▶ [EXERCISE REQUIREMENTS]: Using the listing below, report all lines holding the word "into".

_ _ _ _ _ _ _

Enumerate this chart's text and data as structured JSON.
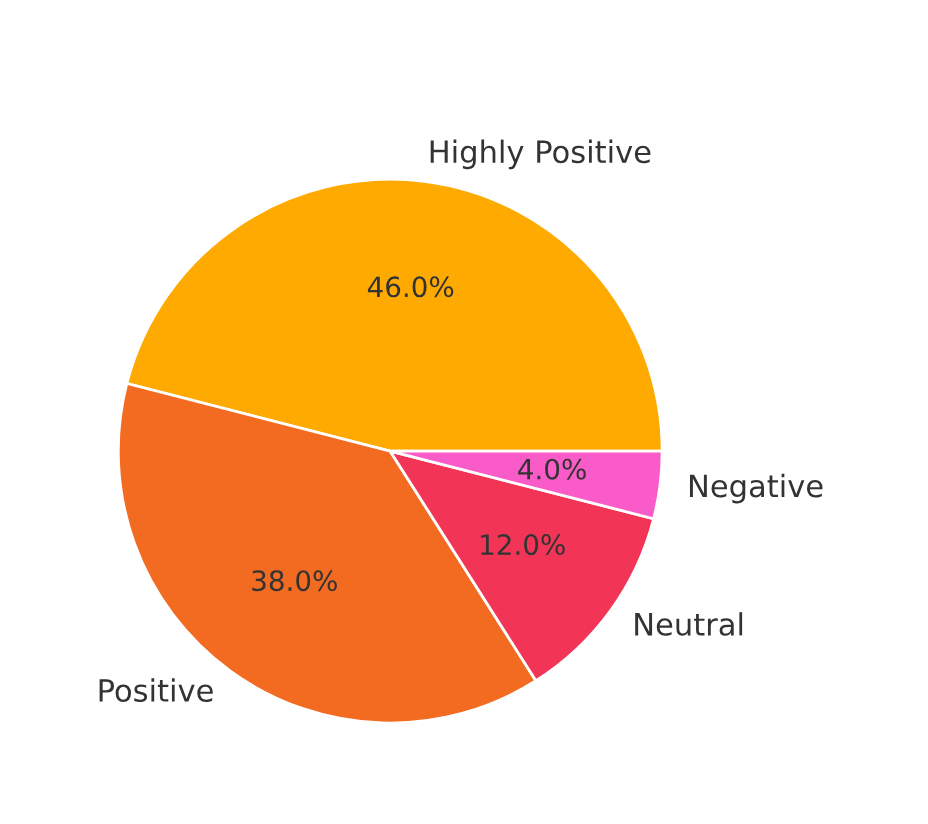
{
  "chart_data": {
    "type": "pie",
    "categories": [
      "Highly Positive",
      "Positive",
      "Neutral",
      "Negative"
    ],
    "values": [
      46,
      38,
      12,
      4
    ],
    "value_labels": [
      "46.0%",
      "38.0%",
      "12.0%",
      "4.0%"
    ],
    "colors": [
      "#ffaa00",
      "#f26b21",
      "#f23557",
      "#f95cc8"
    ]
  }
}
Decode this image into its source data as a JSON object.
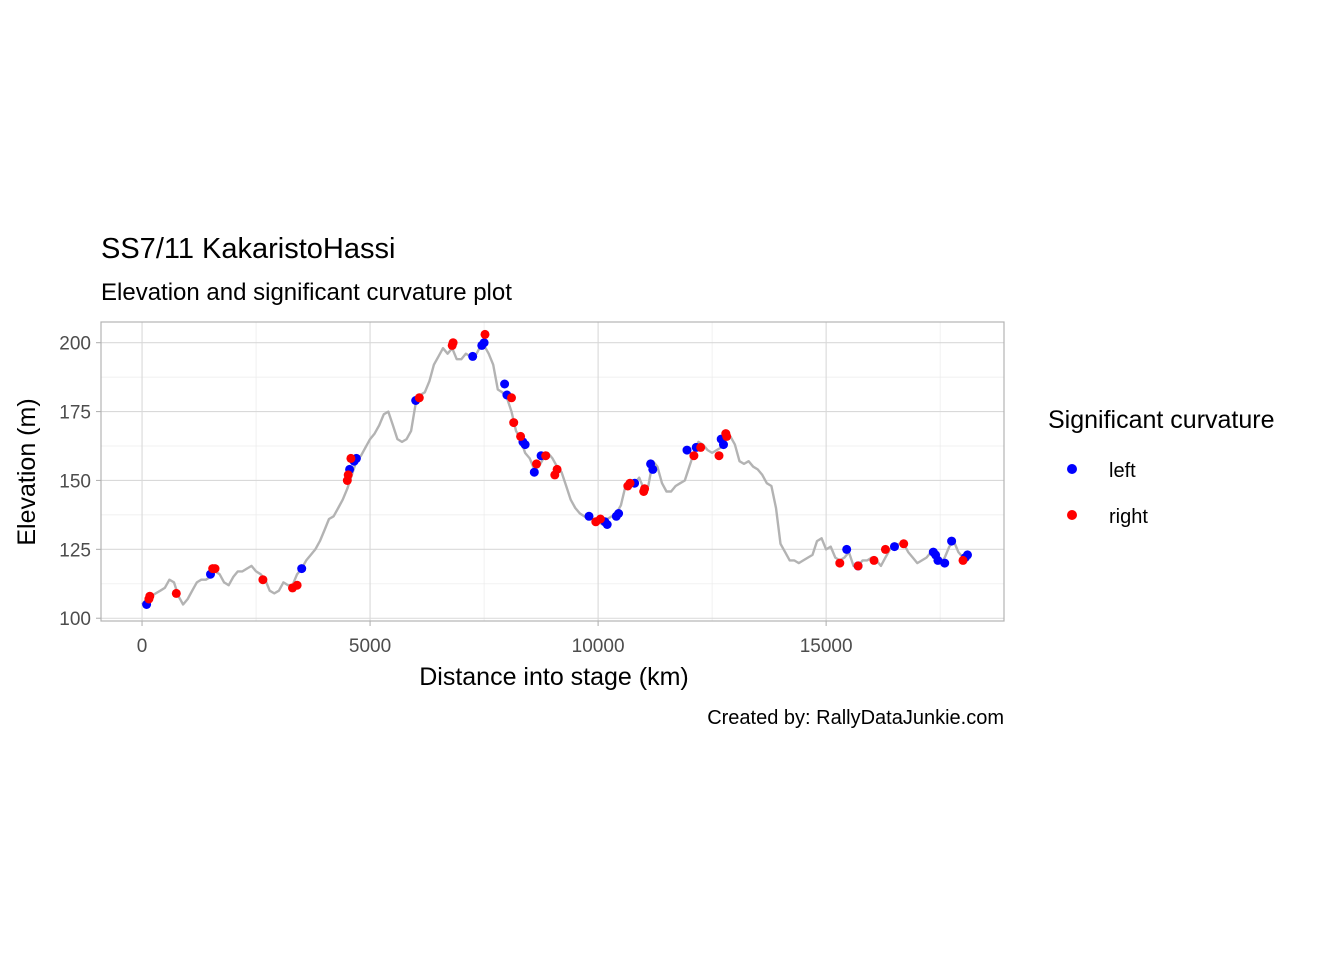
{
  "chart_data": {
    "type": "line",
    "title": "SS7/11 KakaristoHassi",
    "subtitle": "Elevation and significant curvature plot",
    "xlabel": "Distance into stage (km)",
    "ylabel": "Elevation (m)",
    "caption": "Created by: RallyDataJunkie.com",
    "xlim": [
      -900,
      18900
    ],
    "ylim": [
      99,
      207.5
    ],
    "x_ticks": [
      0,
      5000,
      10000,
      15000
    ],
    "y_ticks": [
      100,
      125,
      150,
      175,
      200
    ],
    "grid": true,
    "legend": {
      "title": "Significant curvature",
      "position": "right"
    },
    "elevation_profile": {
      "color": "#b3b3b3",
      "x": [
        0,
        100,
        200,
        300,
        400,
        500,
        600,
        700,
        800,
        900,
        1000,
        1100,
        1200,
        1300,
        1400,
        1500,
        1600,
        1700,
        1800,
        1900,
        2000,
        2100,
        2200,
        2300,
        2400,
        2500,
        2600,
        2700,
        2800,
        2900,
        3000,
        3100,
        3200,
        3300,
        3400,
        3500,
        3600,
        3700,
        3800,
        3900,
        4000,
        4100,
        4200,
        4300,
        4400,
        4500,
        4600,
        4700,
        4800,
        4900,
        5000,
        5100,
        5200,
        5300,
        5400,
        5500,
        5600,
        5700,
        5800,
        5900,
        6000,
        6100,
        6200,
        6300,
        6400,
        6500,
        6600,
        6700,
        6800,
        6900,
        7000,
        7100,
        7200,
        7300,
        7400,
        7500,
        7600,
        7700,
        7800,
        7900,
        8000,
        8100,
        8200,
        8300,
        8400,
        8500,
        8600,
        8700,
        8800,
        8900,
        9000,
        9100,
        9200,
        9300,
        9400,
        9500,
        9600,
        9700,
        9800,
        9900,
        10000,
        10100,
        10200,
        10300,
        10400,
        10500,
        10600,
        10700,
        10800,
        10900,
        11000,
        11100,
        11200,
        11300,
        11400,
        11500,
        11600,
        11700,
        11800,
        11900,
        12000,
        12100,
        12200,
        12300,
        12400,
        12500,
        12600,
        12700,
        12800,
        12900,
        13000,
        13100,
        13200,
        13300,
        13400,
        13500,
        13600,
        13700,
        13800,
        13900,
        14000,
        14100,
        14200,
        14300,
        14400,
        14500,
        14600,
        14700,
        14800,
        14900,
        15000,
        15100,
        15200,
        15300,
        15400,
        15500,
        15600,
        15700,
        15800,
        15900,
        16000,
        16100,
        16200,
        16300,
        16400,
        16500,
        16600,
        16700,
        16800,
        16900,
        17000,
        17100,
        17200,
        17300,
        17400,
        17500,
        17600,
        17700,
        17800,
        17900,
        18000,
        18100
      ],
      "y": [
        105,
        107,
        108,
        109,
        110,
        111,
        114,
        113,
        108,
        105,
        107,
        110,
        113,
        114,
        114,
        115,
        117,
        116,
        113,
        112,
        115,
        117,
        117,
        118,
        119,
        117,
        116,
        114,
        110,
        109,
        110,
        113,
        112,
        112,
        116,
        118,
        121,
        123,
        125,
        128,
        132,
        136,
        137,
        140,
        143,
        147,
        152,
        157,
        159,
        162,
        165,
        167,
        170,
        174,
        175,
        170,
        165,
        164,
        165,
        168,
        178,
        181,
        182,
        186,
        192,
        195,
        198,
        196,
        198,
        194,
        194,
        196,
        195,
        195,
        198,
        199,
        196,
        192,
        183,
        182,
        180,
        175,
        168,
        165,
        160,
        158,
        154,
        155,
        158,
        160,
        158,
        155,
        153,
        148,
        143,
        140,
        138,
        137,
        136,
        136,
        135,
        134,
        136,
        137,
        138,
        141,
        148,
        149,
        149,
        151,
        147,
        148,
        157,
        155,
        149,
        146,
        146,
        148,
        149,
        150,
        155,
        160,
        164,
        163,
        161,
        160,
        161,
        162,
        165,
        166,
        163,
        157,
        156,
        157,
        155,
        154,
        152,
        149,
        148,
        140,
        127,
        124,
        121,
        121,
        120,
        121,
        122,
        123,
        128,
        129,
        125,
        126,
        122,
        121,
        122,
        124,
        119,
        119,
        121,
        121,
        122,
        121,
        119,
        122,
        125,
        126,
        127,
        127,
        124,
        122,
        120,
        121,
        122,
        124,
        123,
        120,
        122,
        126,
        128,
        124,
        122,
        122
      ]
    },
    "series": [
      {
        "name": "left",
        "color": "#0000ff",
        "x": [
          100,
          1500,
          3500,
          4550,
          4650,
          4700,
          6000,
          7250,
          7450,
          7500,
          7950,
          8000,
          8350,
          8400,
          8600,
          8750,
          9800,
          10150,
          10200,
          10400,
          10450,
          10800,
          11150,
          11200,
          11950,
          12150,
          12700,
          12750,
          15450,
          15700,
          16500,
          17350,
          17400,
          17450,
          17600,
          17750,
          18050,
          18100
        ],
        "y": [
          105,
          116,
          118,
          154,
          157,
          158,
          179,
          195,
          199,
          200,
          185,
          181,
          164,
          163,
          153,
          159,
          137,
          135,
          134,
          137,
          138,
          149,
          156,
          154,
          161,
          162,
          165,
          163,
          125,
          119,
          126,
          124,
          123,
          121,
          120,
          128,
          122,
          123
        ]
      },
      {
        "name": "right",
        "color": "#ff0000",
        "x": [
          150,
          170,
          750,
          1550,
          1600,
          2650,
          3300,
          3400,
          4500,
          4520,
          4580,
          6080,
          6800,
          6820,
          7520,
          8100,
          8150,
          8300,
          8650,
          8850,
          9050,
          9100,
          9950,
          10050,
          10650,
          10700,
          11000,
          11020,
          12100,
          12250,
          12650,
          12800,
          12820,
          15300,
          15700,
          16050,
          16300,
          16700,
          18000
        ],
        "y": [
          107,
          108,
          109,
          118,
          118,
          114,
          111,
          112,
          150,
          152,
          158,
          180,
          199,
          200,
          203,
          180,
          171,
          166,
          156,
          159,
          152,
          154,
          135,
          136,
          148,
          149,
          146,
          147,
          159,
          162,
          159,
          167,
          166,
          120,
          119,
          121,
          125,
          127,
          121
        ]
      }
    ]
  }
}
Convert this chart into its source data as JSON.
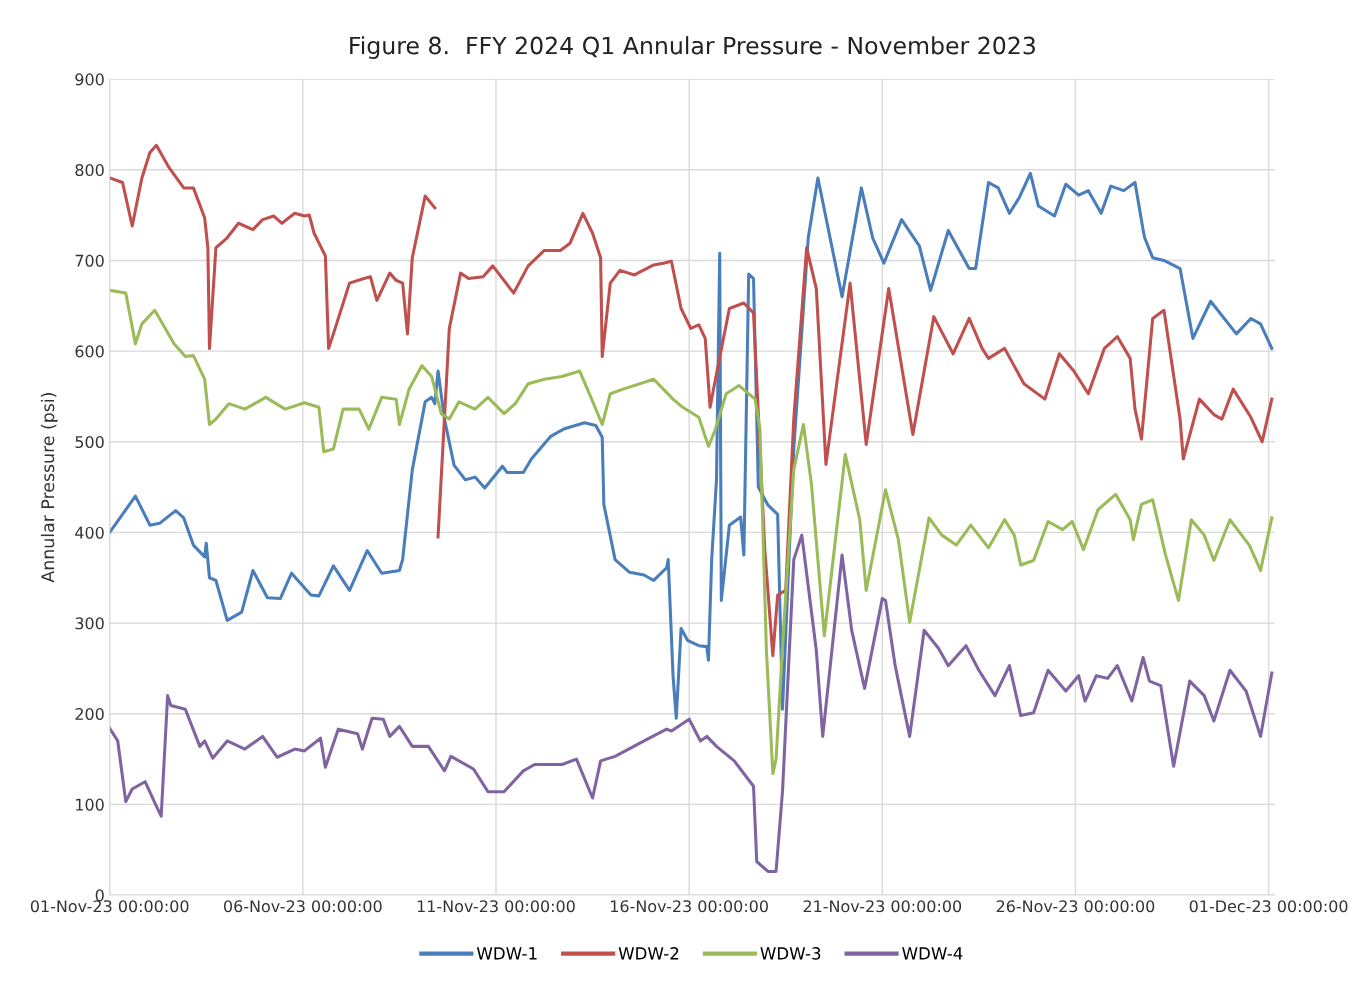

_ _ _ _ _ _ _

▶ [RESULT OF THE EXERCISE]:
Decode this image into its source data as a JSON object.
    "xlabel": "Distance into stage (km)",
Convert this chart into its source data as JSON.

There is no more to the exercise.